Entries provided >>
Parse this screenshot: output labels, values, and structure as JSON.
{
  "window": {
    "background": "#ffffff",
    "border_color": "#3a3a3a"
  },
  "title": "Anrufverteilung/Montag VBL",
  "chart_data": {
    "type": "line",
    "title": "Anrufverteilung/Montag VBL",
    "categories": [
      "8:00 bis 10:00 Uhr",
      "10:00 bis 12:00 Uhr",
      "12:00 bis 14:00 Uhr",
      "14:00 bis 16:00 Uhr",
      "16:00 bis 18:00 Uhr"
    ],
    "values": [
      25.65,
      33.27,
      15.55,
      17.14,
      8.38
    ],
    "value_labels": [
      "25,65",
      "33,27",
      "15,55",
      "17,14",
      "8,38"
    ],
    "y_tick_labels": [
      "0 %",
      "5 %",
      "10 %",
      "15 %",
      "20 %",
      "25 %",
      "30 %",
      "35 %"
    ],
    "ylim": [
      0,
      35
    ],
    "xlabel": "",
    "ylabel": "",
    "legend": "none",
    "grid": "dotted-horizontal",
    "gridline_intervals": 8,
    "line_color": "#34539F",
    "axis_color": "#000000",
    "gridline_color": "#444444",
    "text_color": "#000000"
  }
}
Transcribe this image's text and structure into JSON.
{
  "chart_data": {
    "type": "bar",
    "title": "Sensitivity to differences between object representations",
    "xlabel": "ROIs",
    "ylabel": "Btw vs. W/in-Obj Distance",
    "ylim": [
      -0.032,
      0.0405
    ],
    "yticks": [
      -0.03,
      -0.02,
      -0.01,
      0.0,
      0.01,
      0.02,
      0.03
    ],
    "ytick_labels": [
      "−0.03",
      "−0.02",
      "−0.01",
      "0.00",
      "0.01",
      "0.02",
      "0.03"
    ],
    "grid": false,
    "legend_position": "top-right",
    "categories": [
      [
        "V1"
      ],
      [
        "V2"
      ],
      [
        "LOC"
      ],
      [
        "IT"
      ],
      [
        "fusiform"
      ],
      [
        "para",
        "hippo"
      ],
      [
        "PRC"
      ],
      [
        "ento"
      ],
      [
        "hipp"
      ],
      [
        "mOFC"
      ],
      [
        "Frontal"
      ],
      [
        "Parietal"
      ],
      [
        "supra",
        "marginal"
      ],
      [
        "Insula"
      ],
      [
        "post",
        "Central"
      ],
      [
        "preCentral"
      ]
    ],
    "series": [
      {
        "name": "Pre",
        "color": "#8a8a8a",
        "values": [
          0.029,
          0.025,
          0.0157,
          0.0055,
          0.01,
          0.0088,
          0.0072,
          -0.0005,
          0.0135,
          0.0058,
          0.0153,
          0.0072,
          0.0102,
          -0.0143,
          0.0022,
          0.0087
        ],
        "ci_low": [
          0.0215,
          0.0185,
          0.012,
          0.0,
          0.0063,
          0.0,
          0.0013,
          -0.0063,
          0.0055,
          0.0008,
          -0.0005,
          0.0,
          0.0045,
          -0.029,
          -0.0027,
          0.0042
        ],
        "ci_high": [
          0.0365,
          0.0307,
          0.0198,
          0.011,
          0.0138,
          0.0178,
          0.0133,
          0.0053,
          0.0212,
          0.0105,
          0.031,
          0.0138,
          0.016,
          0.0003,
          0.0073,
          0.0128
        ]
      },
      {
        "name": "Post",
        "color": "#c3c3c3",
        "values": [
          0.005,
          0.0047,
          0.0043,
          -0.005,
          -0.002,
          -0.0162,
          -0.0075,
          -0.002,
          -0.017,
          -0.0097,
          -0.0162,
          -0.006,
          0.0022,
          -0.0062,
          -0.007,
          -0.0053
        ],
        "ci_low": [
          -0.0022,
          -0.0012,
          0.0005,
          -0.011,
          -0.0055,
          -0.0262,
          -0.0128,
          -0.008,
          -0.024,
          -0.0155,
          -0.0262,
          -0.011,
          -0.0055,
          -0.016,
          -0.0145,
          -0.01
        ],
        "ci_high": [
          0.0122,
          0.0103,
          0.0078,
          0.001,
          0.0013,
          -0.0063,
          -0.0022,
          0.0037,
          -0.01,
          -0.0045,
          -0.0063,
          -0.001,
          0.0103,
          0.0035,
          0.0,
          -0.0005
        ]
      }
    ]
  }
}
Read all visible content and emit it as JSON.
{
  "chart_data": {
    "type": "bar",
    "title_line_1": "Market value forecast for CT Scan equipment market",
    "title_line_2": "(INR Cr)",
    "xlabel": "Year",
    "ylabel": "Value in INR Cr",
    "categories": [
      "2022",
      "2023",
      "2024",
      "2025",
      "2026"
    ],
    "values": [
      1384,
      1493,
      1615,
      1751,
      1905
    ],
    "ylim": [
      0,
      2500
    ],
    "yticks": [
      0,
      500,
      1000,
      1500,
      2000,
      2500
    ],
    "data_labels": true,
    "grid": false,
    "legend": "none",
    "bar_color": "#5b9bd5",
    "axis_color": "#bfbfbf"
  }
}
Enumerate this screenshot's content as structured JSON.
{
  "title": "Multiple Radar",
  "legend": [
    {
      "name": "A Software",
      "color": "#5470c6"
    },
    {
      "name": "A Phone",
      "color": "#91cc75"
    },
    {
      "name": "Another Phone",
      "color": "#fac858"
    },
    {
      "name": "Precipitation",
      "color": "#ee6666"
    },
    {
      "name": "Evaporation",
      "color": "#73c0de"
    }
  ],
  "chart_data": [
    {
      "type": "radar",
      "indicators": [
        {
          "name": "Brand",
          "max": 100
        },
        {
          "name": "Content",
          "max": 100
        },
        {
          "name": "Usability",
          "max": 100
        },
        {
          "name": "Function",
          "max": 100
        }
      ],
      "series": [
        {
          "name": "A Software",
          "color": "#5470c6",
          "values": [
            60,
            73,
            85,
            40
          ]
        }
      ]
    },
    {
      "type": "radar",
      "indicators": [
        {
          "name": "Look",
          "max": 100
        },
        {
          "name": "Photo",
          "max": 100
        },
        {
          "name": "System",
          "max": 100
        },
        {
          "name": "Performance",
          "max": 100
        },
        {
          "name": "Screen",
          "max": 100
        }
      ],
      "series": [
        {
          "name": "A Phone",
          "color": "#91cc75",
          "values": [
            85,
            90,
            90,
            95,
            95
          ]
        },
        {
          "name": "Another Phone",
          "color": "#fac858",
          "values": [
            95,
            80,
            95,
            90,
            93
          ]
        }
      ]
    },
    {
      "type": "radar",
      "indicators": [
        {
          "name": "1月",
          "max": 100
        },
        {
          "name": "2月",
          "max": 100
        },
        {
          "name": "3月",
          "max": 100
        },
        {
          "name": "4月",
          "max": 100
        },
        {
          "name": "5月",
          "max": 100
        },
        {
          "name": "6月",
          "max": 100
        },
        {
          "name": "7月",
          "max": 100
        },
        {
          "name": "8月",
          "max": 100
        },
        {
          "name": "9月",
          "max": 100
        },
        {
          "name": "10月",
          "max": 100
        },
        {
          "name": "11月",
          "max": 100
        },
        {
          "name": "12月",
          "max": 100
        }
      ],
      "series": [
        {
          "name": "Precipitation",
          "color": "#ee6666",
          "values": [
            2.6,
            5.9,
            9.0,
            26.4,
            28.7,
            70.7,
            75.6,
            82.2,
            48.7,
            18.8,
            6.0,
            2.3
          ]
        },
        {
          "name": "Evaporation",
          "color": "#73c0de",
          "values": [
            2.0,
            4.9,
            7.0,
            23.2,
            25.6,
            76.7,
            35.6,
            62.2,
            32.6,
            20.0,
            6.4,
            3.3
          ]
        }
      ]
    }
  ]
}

...

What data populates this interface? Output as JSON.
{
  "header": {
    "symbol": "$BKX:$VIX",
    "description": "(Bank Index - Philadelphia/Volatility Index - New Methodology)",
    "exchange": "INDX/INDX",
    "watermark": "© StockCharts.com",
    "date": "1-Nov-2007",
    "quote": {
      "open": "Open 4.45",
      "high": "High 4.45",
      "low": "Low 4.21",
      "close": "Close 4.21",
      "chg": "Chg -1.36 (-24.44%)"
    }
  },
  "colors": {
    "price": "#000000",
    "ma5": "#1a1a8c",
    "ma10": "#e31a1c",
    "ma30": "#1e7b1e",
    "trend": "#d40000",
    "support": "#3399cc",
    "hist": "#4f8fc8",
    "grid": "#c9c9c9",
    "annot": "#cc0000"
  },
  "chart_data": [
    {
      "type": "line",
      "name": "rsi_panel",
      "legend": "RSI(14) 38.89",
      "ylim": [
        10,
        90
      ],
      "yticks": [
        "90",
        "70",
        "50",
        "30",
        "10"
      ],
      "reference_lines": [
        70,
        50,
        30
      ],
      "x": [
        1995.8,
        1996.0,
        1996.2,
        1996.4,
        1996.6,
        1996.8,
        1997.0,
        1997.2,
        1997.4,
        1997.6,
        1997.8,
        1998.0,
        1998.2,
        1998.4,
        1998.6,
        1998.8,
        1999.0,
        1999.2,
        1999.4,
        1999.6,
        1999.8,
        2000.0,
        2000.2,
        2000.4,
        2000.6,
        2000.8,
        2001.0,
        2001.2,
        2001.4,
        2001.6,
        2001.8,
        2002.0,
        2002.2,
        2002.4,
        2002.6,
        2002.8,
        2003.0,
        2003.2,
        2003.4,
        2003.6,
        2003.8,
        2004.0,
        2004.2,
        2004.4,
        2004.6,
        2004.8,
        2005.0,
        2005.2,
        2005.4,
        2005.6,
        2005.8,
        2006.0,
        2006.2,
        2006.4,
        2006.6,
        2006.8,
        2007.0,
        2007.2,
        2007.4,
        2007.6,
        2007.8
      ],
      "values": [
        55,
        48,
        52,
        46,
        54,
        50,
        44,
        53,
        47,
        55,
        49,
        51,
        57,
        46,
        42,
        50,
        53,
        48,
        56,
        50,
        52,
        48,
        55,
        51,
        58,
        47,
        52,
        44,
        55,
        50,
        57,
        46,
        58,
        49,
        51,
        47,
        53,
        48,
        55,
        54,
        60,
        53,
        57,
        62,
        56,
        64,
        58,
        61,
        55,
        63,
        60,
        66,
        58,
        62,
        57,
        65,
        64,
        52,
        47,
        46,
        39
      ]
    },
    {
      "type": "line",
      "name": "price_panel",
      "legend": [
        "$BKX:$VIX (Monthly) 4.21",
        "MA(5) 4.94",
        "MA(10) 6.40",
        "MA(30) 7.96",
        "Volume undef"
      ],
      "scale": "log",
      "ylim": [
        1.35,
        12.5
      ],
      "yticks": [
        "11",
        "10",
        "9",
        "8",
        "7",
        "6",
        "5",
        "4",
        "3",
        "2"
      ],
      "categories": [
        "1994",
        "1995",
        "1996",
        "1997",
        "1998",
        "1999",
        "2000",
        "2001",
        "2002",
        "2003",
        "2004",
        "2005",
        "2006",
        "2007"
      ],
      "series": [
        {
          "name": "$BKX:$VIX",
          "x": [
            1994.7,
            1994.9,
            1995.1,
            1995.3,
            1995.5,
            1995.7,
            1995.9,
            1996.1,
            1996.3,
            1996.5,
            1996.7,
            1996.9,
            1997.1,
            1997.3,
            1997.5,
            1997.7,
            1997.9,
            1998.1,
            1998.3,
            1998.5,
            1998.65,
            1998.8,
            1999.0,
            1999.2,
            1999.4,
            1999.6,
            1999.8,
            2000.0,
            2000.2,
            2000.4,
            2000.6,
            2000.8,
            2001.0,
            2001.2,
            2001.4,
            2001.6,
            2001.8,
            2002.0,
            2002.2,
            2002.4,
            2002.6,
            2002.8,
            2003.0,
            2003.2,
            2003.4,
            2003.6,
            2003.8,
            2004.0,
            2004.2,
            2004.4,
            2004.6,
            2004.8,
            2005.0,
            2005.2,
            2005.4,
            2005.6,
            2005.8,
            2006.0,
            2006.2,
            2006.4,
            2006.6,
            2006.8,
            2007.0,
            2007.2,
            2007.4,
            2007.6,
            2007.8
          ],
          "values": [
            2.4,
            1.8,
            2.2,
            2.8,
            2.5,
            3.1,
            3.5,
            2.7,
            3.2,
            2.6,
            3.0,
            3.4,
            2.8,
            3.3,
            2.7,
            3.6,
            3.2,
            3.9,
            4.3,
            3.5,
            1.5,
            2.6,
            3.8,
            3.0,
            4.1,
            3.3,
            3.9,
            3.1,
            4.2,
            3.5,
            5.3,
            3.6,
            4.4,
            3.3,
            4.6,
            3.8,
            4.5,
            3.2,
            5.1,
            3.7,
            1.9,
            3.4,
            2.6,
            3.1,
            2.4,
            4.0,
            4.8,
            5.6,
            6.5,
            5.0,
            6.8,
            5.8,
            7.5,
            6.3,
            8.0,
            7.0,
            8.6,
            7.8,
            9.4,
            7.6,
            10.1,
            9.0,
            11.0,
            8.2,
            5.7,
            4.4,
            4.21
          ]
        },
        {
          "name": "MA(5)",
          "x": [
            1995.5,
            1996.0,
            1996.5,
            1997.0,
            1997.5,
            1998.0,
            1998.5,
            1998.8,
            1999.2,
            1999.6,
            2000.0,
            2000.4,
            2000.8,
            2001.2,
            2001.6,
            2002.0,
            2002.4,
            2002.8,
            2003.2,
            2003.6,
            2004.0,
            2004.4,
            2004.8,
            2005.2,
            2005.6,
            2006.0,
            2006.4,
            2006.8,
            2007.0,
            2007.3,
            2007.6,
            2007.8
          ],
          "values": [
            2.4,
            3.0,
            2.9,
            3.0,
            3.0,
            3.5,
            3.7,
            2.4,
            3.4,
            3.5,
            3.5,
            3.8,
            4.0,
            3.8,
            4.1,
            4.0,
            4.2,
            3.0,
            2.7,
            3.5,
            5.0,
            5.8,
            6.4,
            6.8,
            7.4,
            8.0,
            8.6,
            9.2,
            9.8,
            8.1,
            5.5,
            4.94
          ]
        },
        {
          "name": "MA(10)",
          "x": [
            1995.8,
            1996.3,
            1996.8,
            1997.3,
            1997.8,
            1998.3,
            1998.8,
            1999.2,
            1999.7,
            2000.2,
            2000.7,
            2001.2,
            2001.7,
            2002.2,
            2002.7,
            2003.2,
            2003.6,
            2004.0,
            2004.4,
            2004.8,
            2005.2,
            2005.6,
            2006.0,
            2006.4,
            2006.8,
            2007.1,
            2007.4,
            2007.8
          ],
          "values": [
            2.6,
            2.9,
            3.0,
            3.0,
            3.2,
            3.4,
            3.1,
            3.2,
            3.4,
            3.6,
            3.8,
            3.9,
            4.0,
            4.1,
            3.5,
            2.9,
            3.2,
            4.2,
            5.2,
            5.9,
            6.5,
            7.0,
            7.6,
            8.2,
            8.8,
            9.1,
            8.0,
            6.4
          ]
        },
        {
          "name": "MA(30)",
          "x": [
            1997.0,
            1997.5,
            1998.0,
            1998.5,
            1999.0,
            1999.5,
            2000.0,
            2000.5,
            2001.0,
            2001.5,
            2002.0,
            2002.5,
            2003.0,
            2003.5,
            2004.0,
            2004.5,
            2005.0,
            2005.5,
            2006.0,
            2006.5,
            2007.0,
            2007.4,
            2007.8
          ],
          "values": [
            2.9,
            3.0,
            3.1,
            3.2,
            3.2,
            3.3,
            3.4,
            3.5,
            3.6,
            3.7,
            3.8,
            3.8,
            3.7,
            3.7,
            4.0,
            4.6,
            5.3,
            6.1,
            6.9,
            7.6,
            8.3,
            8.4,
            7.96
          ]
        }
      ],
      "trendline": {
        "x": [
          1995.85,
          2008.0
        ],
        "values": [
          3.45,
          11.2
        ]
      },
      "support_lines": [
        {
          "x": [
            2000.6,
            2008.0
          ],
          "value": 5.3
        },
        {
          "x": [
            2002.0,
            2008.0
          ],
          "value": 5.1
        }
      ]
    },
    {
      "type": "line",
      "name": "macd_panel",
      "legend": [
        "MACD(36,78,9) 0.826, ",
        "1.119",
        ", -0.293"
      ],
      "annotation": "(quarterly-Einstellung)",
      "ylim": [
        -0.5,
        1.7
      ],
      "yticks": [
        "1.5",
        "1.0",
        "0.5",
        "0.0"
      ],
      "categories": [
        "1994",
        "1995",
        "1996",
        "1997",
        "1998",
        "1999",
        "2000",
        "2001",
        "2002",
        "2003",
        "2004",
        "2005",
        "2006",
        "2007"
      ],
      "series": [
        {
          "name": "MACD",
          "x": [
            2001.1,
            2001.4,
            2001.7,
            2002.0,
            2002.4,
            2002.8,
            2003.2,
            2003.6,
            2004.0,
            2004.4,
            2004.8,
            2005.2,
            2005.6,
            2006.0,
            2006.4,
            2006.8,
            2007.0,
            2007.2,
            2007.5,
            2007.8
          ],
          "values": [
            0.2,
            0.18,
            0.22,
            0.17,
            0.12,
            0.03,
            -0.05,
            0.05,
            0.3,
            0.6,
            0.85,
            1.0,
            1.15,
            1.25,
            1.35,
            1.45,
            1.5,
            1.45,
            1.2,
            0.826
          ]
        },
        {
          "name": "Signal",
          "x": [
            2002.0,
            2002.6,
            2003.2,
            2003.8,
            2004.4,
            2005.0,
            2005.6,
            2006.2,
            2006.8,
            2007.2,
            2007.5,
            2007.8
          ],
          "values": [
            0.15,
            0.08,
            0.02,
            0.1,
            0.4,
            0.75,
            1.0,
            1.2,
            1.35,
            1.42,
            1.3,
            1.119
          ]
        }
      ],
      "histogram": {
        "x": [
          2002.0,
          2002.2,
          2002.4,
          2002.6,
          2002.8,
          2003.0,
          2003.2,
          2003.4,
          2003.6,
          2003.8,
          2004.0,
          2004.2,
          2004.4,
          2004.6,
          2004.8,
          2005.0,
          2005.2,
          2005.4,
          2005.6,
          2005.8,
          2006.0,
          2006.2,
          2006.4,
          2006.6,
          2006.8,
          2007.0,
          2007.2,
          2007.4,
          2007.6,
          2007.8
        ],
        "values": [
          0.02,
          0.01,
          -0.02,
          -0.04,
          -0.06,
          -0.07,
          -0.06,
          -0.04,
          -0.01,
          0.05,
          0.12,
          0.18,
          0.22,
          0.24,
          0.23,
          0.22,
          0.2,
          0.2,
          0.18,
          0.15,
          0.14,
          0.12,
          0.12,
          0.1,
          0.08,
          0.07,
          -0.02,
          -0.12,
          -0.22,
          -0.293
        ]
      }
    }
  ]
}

Stated goal >>
Locate the word "screenshot" in the records and collect each line it appears in.

Right answer >>
Parse this screenshot: output labels, values, and structure as JSON.
Enumerate this screenshot's content as structured JSON.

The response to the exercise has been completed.